** begin Dataset entries **

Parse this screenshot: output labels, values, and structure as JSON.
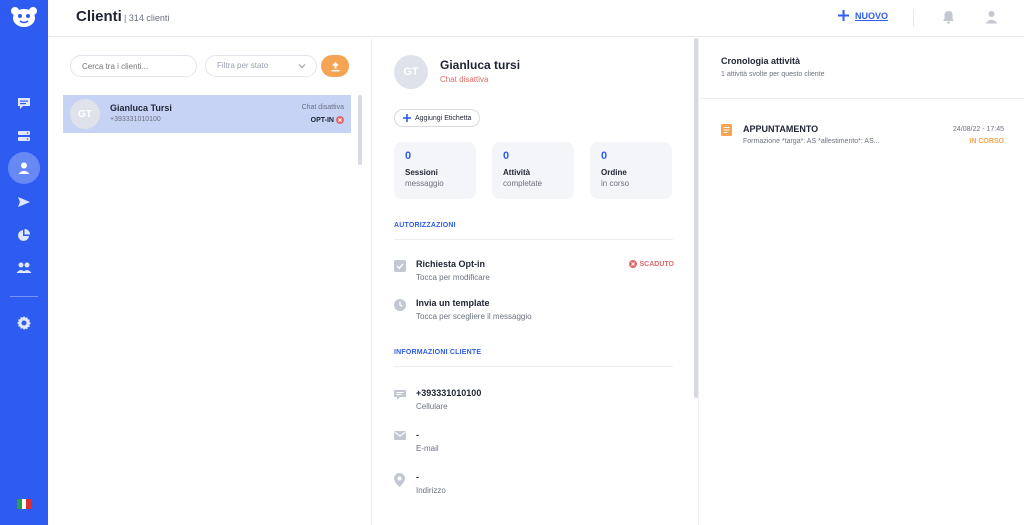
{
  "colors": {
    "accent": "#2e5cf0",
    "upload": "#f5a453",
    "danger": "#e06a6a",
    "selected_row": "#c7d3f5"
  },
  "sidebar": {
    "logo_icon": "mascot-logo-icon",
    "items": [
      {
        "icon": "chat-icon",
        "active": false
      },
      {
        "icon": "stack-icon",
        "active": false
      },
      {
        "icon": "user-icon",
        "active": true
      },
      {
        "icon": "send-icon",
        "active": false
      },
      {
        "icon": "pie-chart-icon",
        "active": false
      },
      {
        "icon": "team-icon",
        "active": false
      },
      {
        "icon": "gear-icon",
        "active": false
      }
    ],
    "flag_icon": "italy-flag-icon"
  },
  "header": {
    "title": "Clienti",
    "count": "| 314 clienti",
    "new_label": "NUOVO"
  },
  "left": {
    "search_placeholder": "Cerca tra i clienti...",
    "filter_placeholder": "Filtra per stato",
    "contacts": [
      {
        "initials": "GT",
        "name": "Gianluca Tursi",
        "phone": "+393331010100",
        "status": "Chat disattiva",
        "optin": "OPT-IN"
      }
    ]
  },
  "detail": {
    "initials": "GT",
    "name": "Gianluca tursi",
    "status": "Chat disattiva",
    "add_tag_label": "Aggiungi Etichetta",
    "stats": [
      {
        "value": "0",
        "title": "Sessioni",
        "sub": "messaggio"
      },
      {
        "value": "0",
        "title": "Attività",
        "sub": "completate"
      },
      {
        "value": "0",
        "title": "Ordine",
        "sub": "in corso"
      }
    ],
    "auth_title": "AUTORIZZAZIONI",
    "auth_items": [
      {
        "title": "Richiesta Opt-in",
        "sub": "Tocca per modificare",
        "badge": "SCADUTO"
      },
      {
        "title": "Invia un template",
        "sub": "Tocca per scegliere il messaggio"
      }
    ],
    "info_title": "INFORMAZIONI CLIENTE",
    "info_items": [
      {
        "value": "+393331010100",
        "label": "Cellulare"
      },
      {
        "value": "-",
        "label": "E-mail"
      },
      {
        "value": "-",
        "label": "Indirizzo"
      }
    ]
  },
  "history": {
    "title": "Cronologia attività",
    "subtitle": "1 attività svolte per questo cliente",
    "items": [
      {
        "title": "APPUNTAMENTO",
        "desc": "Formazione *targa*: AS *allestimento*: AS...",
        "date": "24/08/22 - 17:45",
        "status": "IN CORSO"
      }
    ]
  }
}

** end Dataset entries **

Exercise directions |
List the lines that contain the word "icon".

Written response |
    "logo_icon": "mascot-logo-icon",
        "icon": "chat-icon",
        "icon": "stack-icon",
        "icon": "user-icon",
        "icon": "send-icon",
        "icon": "pie-chart-icon",
        "icon": "team-icon",
        "icon": "gear-icon",
    "flag_icon": "italy-flag-icon"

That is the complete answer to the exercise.